_What is being asked_
Copy, from the entries below, each line in which the string "Inter" appears.

_Items from a figure collection_
- - -

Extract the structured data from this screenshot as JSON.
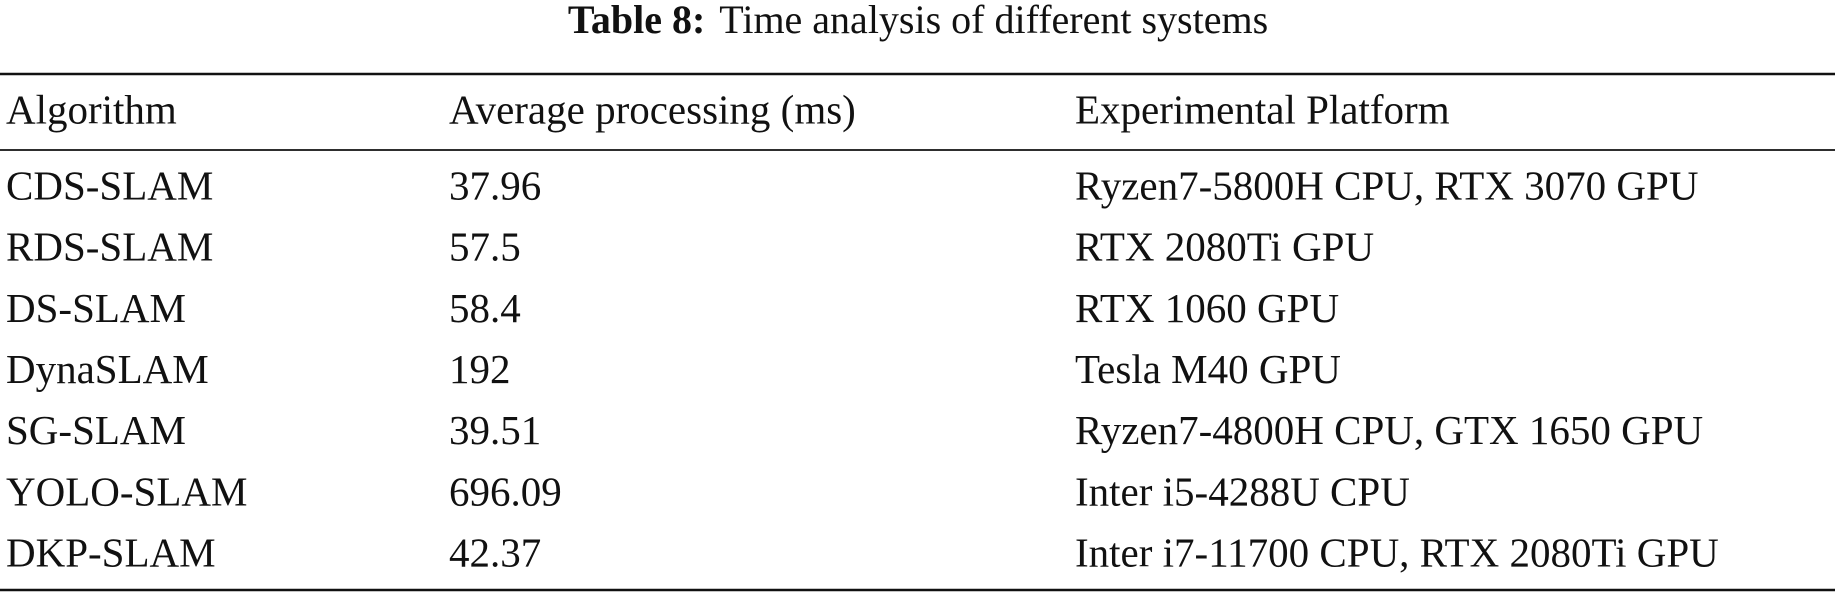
{
  "caption": {
    "label": "Table 8:",
    "text": "Time analysis of different systems"
  },
  "table": {
    "header": [
      "Algorithm",
      "Average processing (ms)",
      "Experimental Platform"
    ],
    "rows": [
      [
        "CDS-SLAM",
        "37.96",
        "Ryzen7-5800H CPU, RTX 3070 GPU"
      ],
      [
        "RDS-SLAM",
        "57.5",
        "RTX 2080Ti GPU"
      ],
      [
        "DS-SLAM",
        "58.4",
        "RTX 1060 GPU"
      ],
      [
        "DynaSLAM",
        "192",
        "Tesla M40 GPU"
      ],
      [
        "SG-SLAM",
        "39.51",
        "Ryzen7-4800H CPU, GTX 1650 GPU"
      ],
      [
        "YOLO-SLAM",
        "696.09",
        "Inter i5-4288U CPU"
      ],
      [
        "DKP-SLAM",
        "42.37",
        "Inter i7-11700 CPU, RTX 2080Ti GPU"
      ]
    ]
  }
}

- - -

_Exercise output_
        "Inter i5-4288U CPU"
        "Inter i7-11700 CPU, RTX 2080Ti GPU"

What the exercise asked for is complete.